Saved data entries

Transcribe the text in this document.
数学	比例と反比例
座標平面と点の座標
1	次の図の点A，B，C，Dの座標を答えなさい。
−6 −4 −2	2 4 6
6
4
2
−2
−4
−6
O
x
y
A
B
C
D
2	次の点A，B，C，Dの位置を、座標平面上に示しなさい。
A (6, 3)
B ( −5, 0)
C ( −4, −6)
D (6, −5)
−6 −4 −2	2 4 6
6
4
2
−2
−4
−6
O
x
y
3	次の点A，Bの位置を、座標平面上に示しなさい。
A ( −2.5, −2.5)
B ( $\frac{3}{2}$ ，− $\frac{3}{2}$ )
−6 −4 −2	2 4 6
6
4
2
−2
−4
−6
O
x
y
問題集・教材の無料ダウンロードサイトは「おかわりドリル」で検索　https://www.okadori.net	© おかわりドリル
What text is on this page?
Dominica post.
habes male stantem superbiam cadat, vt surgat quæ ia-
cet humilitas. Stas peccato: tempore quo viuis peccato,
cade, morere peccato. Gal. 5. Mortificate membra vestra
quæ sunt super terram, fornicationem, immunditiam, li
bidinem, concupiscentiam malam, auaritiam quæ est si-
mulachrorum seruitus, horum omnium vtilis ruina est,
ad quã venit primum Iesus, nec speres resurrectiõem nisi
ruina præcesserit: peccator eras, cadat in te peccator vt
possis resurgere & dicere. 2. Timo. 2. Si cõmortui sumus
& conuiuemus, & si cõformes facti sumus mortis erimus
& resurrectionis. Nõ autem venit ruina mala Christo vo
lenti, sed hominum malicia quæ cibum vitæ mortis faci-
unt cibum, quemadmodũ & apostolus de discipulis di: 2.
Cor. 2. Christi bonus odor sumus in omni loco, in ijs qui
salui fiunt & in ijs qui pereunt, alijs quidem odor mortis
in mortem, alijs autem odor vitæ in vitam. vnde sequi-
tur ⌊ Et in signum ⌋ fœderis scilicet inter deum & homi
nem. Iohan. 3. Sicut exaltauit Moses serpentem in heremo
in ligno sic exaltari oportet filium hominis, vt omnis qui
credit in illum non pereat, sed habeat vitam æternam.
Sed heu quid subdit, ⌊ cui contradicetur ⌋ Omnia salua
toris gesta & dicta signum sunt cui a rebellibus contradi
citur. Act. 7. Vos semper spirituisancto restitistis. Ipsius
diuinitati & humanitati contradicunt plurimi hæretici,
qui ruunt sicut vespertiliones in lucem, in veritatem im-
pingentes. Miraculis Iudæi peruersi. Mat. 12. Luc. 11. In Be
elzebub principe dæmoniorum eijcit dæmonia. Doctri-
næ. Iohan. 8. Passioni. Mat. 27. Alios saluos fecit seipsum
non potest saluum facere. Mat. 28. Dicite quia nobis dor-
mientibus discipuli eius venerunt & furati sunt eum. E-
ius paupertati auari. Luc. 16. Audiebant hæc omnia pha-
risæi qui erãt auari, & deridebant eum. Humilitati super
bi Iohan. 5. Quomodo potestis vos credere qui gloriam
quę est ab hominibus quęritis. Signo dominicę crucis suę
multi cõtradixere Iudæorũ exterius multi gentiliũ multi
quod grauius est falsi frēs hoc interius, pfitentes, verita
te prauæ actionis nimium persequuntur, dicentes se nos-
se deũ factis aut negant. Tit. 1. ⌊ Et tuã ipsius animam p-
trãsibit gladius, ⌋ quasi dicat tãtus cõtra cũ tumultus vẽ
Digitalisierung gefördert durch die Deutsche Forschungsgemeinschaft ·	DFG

:: What you should do ::
Search the data above for the word "sunt", then gather each line in which it appears.

:: Completed task ::
quæ sunt super terram, fornicationem, immunditiam, li
toris gesta & dicta signum sunt cui a rebellibus contradi
mientibus discipuli eius venerunt & furati sunt eum. E-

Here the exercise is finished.